=== Section Start ===
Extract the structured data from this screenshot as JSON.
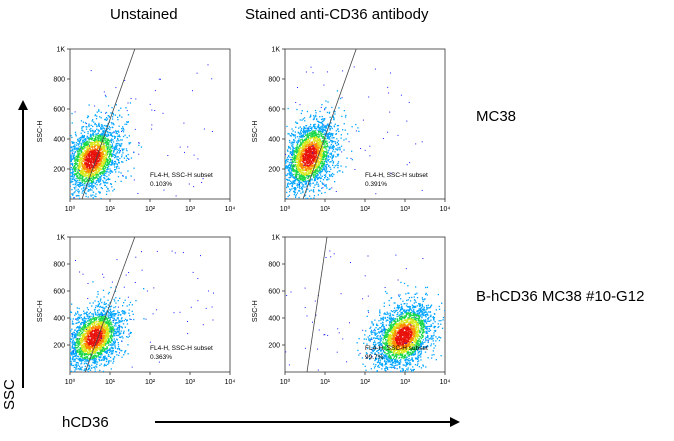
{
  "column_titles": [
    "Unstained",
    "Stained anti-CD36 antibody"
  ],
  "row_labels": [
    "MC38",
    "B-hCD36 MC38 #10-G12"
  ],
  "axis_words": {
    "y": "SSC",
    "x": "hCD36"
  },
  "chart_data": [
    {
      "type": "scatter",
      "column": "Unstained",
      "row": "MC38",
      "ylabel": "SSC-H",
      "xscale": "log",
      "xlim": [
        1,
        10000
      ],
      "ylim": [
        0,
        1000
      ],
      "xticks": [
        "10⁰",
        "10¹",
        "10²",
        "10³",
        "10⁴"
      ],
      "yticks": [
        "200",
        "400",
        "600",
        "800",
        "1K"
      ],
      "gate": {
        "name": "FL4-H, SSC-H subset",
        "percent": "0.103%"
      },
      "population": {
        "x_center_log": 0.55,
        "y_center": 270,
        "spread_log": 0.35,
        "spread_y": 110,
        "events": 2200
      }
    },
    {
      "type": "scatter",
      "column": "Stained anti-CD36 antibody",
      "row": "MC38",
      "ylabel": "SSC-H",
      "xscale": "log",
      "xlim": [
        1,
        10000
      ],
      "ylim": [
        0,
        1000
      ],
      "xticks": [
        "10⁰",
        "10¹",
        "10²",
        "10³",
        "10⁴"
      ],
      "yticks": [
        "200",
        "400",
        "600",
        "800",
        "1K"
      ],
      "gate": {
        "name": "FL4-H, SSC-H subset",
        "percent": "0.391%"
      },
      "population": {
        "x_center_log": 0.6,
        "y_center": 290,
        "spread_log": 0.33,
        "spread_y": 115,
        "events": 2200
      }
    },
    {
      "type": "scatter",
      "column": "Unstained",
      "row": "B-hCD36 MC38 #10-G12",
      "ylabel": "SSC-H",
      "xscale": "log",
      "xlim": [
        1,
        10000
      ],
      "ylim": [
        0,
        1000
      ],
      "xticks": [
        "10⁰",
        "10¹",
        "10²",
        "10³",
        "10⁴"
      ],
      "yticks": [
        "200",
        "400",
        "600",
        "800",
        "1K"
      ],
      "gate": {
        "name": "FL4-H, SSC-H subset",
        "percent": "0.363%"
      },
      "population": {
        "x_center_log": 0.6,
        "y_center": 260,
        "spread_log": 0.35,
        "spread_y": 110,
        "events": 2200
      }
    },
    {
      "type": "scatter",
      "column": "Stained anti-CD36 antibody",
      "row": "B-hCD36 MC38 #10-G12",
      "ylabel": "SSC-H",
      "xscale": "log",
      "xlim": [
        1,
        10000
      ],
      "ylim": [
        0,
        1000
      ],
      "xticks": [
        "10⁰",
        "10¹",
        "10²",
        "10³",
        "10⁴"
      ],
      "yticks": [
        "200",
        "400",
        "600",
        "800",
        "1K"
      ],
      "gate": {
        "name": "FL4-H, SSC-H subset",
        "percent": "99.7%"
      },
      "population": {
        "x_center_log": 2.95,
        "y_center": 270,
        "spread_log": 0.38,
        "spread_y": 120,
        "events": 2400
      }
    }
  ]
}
=== Section End ===
| Assigned task |
Please print each of the records word for word, keeping the pictures out.

| Worked solution |
Extract the structured data from this screenshot as JSON.
{
  "column_titles": [
    "Unstained",
    "Stained anti-CD36 antibody"
  ],
  "row_labels": [
    "MC38",
    "B-hCD36 MC38 #10-G12"
  ],
  "axis_words": {
    "y": "SSC",
    "x": "hCD36"
  },
  "chart_data": [
    {
      "type": "scatter",
      "column": "Unstained",
      "row": "MC38",
      "ylabel": "SSC-H",
      "xscale": "log",
      "xlim": [
        1,
        10000
      ],
      "ylim": [
        0,
        1000
      ],
      "xticks": [
        "10⁰",
        "10¹",
        "10²",
        "10³",
        "10⁴"
      ],
      "yticks": [
        "200",
        "400",
        "600",
        "800",
        "1K"
      ],
      "gate": {
        "name": "FL4-H, SSC-H subset",
        "percent": "0.103%"
      },
      "population": {
        "x_center_log": 0.55,
        "y_center": 270,
        "spread_log": 0.35,
        "spread_y": 110,
        "events": 2200
      }
    },
    {
      "type": "scatter",
      "column": "Stained anti-CD36 antibody",
      "row": "MC38",
      "ylabel": "SSC-H",
      "xscale": "log",
      "xlim": [
        1,
        10000
      ],
      "ylim": [
        0,
        1000
      ],
      "xticks": [
        "10⁰",
        "10¹",
        "10²",
        "10³",
        "10⁴"
      ],
      "yticks": [
        "200",
        "400",
        "600",
        "800",
        "1K"
      ],
      "gate": {
        "name": "FL4-H, SSC-H subset",
        "percent": "0.391%"
      },
      "population": {
        "x_center_log": 0.6,
        "y_center": 290,
        "spread_log": 0.33,
        "spread_y": 115,
        "events": 2200
      }
    },
    {
      "type": "scatter",
      "column": "Unstained",
      "row": "B-hCD36 MC38 #10-G12",
      "ylabel": "SSC-H",
      "xscale": "log",
      "xlim": [
        1,
        10000
      ],
      "ylim": [
        0,
        1000
      ],
      "xticks": [
        "10⁰",
        "10¹",
        "10²",
        "10³",
        "10⁴"
      ],
      "yticks": [
        "200",
        "400",
        "600",
        "800",
        "1K"
      ],
      "gate": {
        "name": "FL4-H, SSC-H subset",
        "percent": "0.363%"
      },
      "population": {
        "x_center_log": 0.6,
        "y_center": 260,
        "spread_log": 0.35,
        "spread_y": 110,
        "events": 2200
      }
    },
    {
      "type": "scatter",
      "column": "Stained anti-CD36 antibody",
      "row": "B-hCD36 MC38 #10-G12",
      "ylabel": "SSC-H",
      "xscale": "log",
      "xlim": [
        1,
        10000
      ],
      "ylim": [
        0,
        1000
      ],
      "xticks": [
        "10⁰",
        "10¹",
        "10²",
        "10³",
        "10⁴"
      ],
      "yticks": [
        "200",
        "400",
        "600",
        "800",
        "1K"
      ],
      "gate": {
        "name": "FL4-H, SSC-H subset",
        "percent": "99.7%"
      },
      "population": {
        "x_center_log": 2.95,
        "y_center": 270,
        "spread_log": 0.38,
        "spread_y": 120,
        "events": 2400
      }
    }
  ]
}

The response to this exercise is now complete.